* _Set problem_: Identify all lines in the data containing the string "Phong". Copy them out.

* _Collected data_:
● ● ● ● ●
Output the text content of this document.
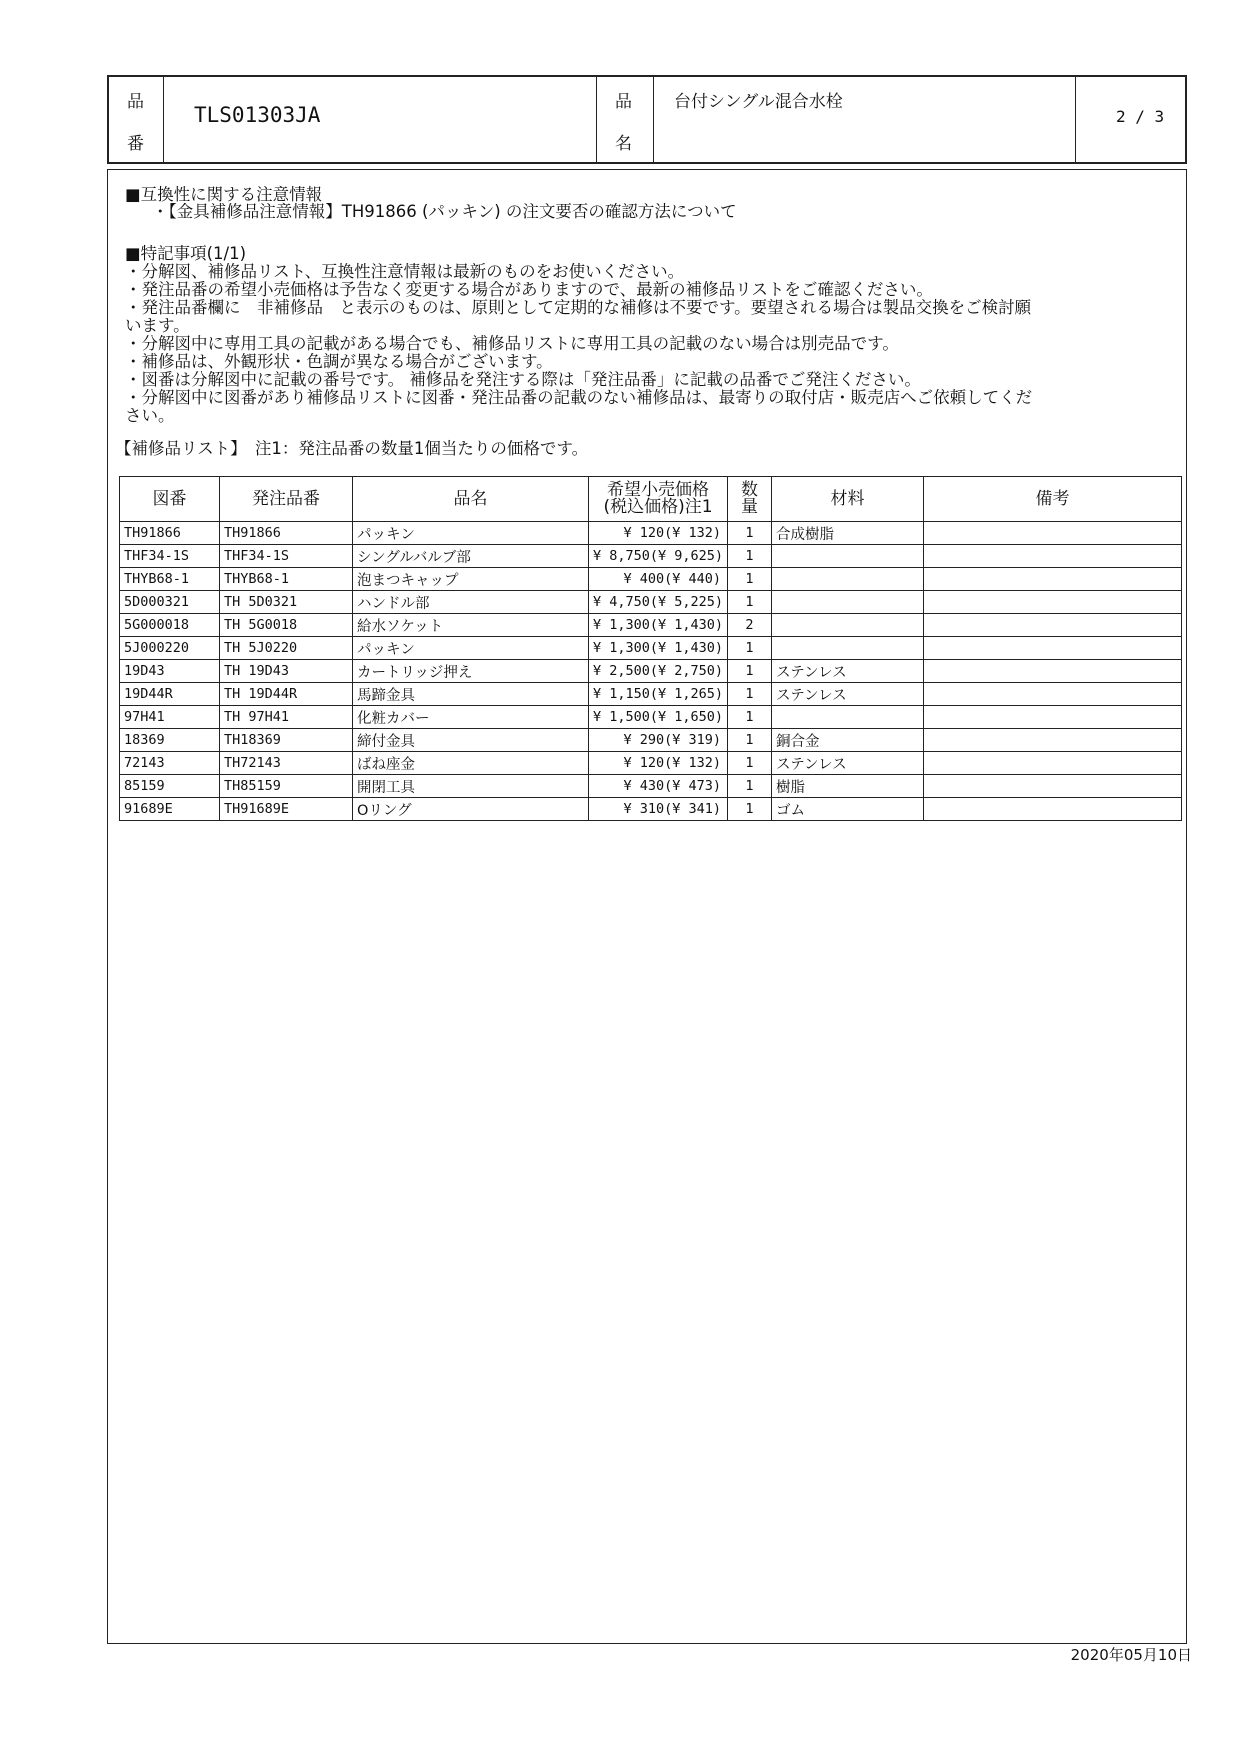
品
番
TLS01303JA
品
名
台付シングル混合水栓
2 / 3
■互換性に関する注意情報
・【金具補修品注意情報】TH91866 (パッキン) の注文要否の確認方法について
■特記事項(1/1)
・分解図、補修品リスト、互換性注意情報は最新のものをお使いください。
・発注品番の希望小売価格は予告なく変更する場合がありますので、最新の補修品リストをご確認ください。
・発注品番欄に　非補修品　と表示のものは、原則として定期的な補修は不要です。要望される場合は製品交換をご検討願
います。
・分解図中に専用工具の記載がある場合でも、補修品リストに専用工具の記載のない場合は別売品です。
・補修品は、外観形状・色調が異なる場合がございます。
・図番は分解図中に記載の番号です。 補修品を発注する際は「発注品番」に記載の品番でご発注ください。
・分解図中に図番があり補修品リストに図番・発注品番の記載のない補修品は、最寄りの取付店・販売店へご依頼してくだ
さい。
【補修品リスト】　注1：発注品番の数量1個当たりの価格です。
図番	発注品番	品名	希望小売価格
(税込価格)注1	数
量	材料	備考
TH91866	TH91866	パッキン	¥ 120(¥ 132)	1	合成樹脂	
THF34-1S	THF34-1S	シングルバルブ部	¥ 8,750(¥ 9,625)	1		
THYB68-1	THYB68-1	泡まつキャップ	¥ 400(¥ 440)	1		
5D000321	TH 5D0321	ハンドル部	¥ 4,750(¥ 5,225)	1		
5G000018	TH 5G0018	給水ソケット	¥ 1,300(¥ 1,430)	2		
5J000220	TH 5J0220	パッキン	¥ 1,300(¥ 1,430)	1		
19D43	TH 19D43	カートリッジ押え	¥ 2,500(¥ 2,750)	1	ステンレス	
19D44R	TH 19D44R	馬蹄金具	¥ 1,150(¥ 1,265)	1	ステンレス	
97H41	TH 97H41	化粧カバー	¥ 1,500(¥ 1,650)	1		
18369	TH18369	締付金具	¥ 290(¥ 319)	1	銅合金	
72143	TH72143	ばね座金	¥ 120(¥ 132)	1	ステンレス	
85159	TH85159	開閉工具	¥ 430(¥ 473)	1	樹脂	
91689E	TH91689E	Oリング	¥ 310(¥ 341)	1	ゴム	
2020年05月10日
● ● ● ● ●
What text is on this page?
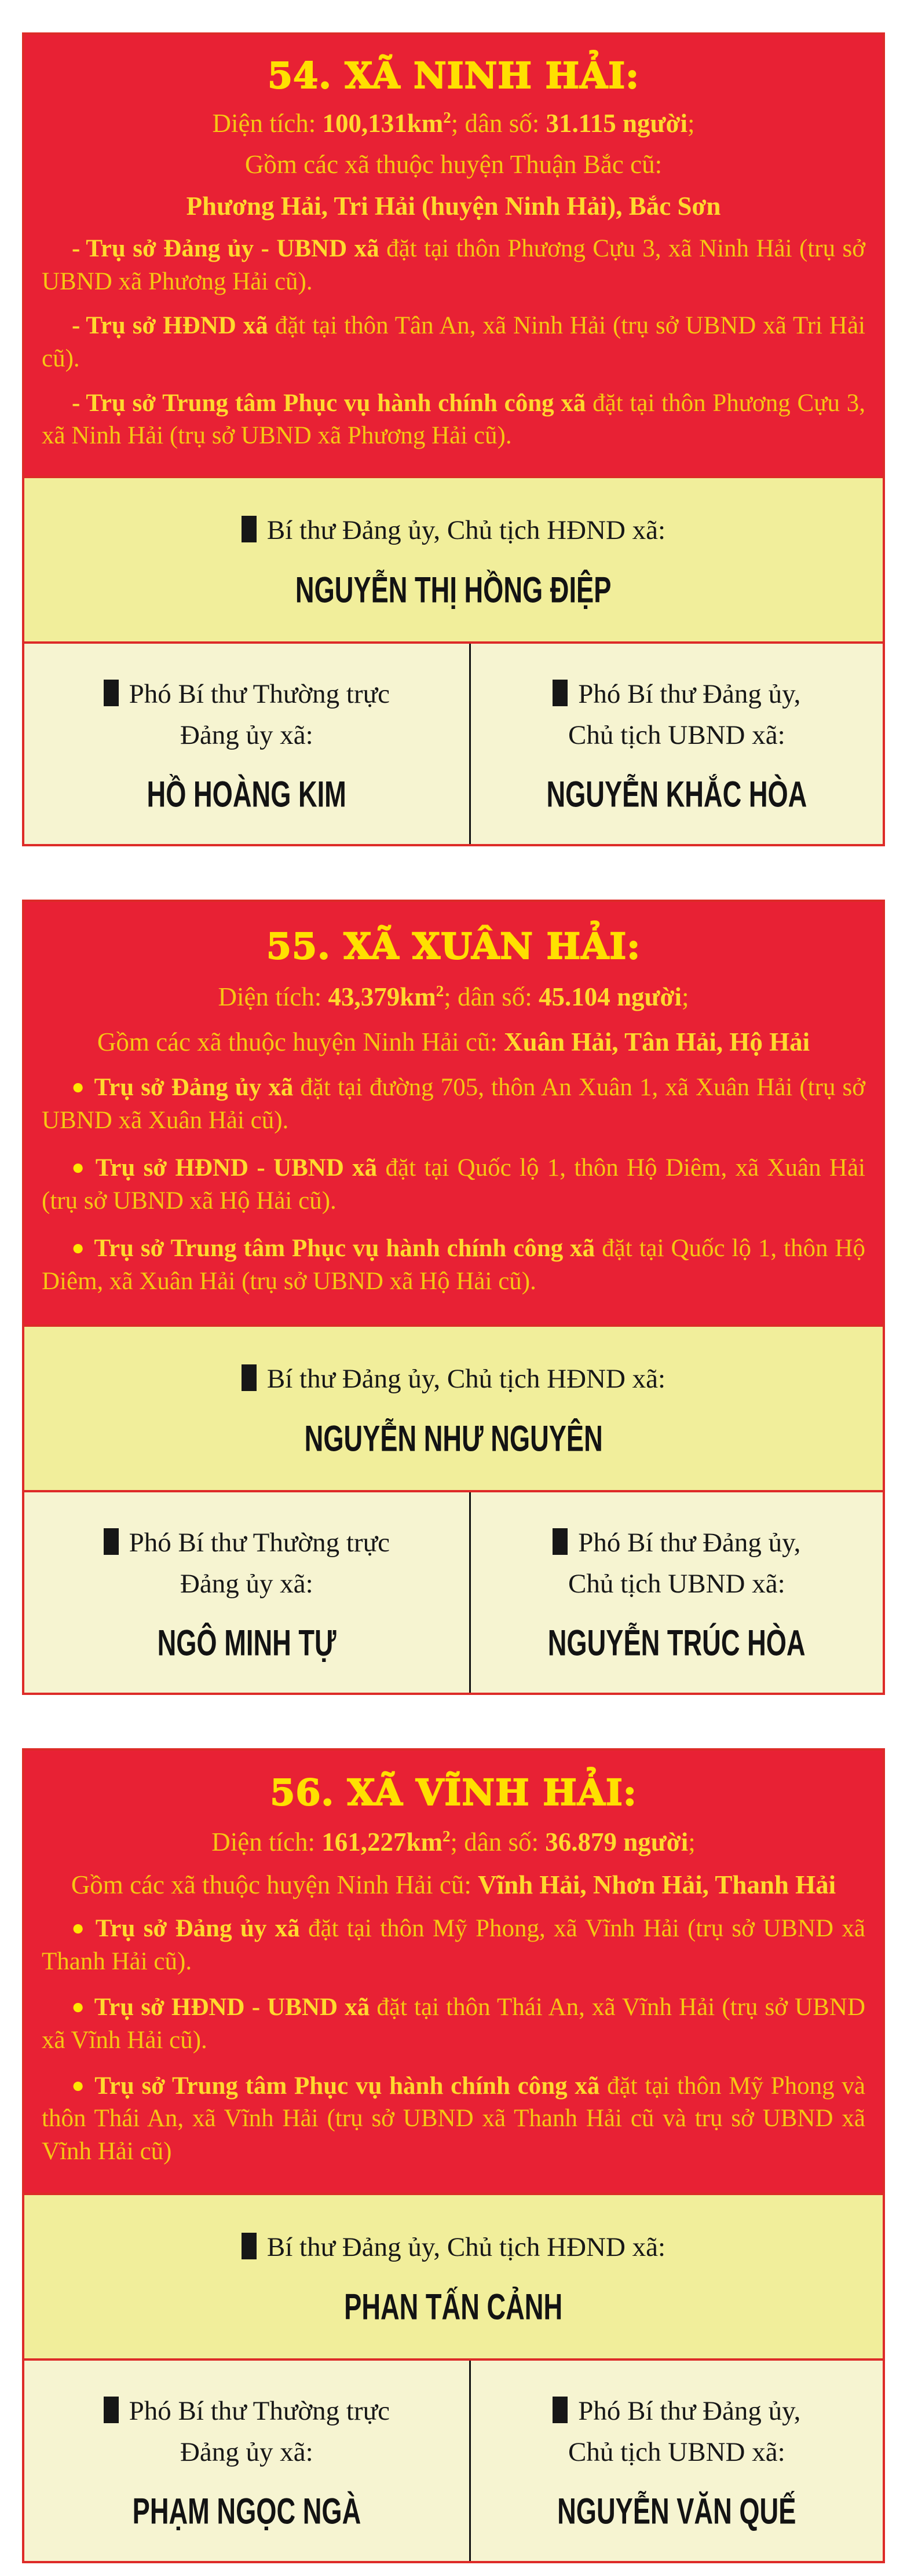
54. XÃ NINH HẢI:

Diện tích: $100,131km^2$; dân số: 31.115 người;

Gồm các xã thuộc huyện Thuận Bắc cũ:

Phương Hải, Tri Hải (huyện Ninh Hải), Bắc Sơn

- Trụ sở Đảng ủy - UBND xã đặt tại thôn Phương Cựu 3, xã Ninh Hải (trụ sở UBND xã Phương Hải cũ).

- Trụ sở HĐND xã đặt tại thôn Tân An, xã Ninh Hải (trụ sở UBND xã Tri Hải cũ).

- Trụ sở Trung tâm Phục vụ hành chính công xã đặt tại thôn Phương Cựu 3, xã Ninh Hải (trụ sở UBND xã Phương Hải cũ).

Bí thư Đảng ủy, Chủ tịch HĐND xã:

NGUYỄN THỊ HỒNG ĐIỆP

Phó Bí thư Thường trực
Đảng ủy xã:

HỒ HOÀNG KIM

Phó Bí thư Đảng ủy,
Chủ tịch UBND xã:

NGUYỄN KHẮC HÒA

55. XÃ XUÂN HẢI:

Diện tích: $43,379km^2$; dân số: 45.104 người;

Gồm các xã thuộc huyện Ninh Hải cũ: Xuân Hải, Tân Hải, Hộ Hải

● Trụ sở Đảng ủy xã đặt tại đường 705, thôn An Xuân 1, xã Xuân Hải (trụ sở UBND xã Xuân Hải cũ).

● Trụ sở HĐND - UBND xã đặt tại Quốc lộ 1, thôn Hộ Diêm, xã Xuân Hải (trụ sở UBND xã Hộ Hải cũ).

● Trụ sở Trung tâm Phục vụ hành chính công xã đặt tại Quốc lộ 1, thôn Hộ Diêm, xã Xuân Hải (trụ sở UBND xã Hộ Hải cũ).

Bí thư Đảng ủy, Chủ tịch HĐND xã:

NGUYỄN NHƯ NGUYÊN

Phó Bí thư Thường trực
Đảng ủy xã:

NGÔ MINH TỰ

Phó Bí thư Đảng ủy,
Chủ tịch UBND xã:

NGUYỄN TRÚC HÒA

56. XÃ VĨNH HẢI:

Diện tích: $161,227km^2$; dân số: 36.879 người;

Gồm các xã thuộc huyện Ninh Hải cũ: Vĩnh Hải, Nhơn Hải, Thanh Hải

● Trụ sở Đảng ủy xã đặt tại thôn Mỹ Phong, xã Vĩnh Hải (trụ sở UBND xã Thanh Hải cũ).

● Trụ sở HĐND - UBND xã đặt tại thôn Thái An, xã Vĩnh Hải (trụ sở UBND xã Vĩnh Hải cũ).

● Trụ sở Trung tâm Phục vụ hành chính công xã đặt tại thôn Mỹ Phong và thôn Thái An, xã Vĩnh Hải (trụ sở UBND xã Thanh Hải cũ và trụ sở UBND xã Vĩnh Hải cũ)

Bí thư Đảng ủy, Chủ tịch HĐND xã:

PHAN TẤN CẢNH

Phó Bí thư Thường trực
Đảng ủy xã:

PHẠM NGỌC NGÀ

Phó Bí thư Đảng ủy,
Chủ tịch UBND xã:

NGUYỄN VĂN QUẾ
● ● ● ● ●
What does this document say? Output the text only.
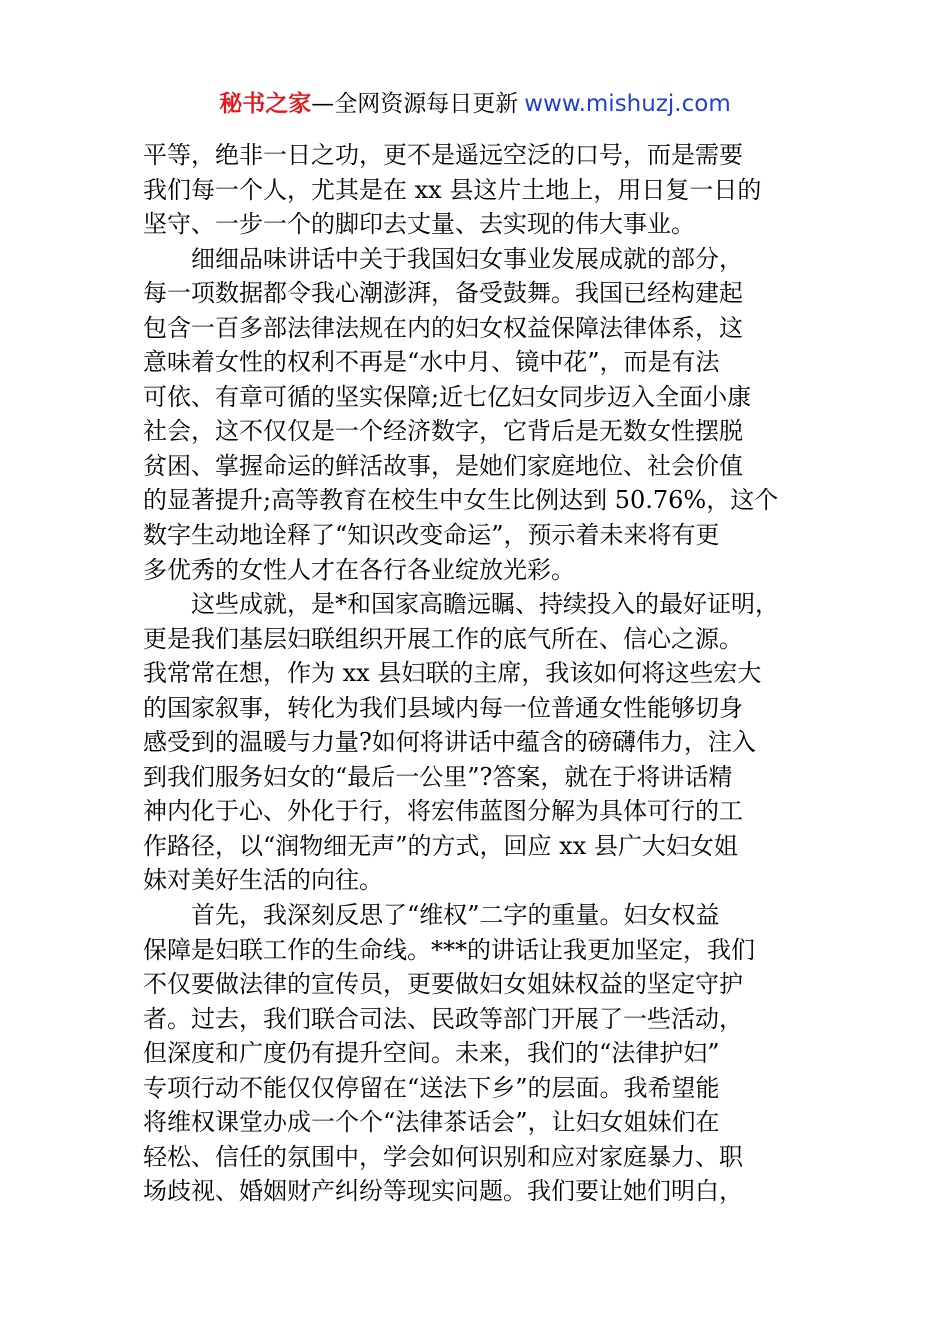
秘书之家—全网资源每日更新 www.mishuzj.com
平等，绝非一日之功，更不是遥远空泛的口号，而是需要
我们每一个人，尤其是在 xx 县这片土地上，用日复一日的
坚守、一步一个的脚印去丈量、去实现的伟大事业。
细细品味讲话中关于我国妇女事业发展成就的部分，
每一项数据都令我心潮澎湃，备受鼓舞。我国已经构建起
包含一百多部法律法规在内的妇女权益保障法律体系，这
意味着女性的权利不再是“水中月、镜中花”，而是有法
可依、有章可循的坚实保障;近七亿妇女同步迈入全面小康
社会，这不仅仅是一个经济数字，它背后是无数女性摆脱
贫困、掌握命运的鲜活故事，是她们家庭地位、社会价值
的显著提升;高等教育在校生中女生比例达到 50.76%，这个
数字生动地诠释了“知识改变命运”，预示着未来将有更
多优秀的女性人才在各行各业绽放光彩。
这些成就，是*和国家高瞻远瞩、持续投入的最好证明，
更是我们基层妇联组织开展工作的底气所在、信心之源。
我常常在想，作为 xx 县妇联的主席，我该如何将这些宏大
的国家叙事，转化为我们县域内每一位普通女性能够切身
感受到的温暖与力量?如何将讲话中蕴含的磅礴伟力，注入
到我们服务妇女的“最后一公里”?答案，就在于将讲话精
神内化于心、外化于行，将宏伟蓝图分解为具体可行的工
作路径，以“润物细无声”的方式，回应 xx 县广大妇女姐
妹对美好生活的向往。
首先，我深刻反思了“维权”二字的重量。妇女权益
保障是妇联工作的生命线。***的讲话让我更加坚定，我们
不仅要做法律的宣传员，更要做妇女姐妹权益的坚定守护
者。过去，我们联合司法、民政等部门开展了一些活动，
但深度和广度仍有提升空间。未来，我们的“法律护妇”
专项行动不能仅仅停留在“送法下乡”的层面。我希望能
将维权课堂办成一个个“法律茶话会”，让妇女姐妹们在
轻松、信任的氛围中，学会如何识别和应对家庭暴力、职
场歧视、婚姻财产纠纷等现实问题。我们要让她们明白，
● ● ● ● ●
* _Answer for this exercise_:
● Trụ sở Đảng ủy xã đặt tại thôn Mỹ Phong, xã Vĩnh Hải (trụ sở UBND xã Thanh Hải cũ).
● Trụ sở Trung tâm Phục vụ hành chính công xã đặt tại thôn Mỹ Phong và thôn Thái An, xã Vĩnh Hải (trụ sở UBND xã Thanh Hải cũ và trụ sở UBND xã Vĩnh Hải cũ)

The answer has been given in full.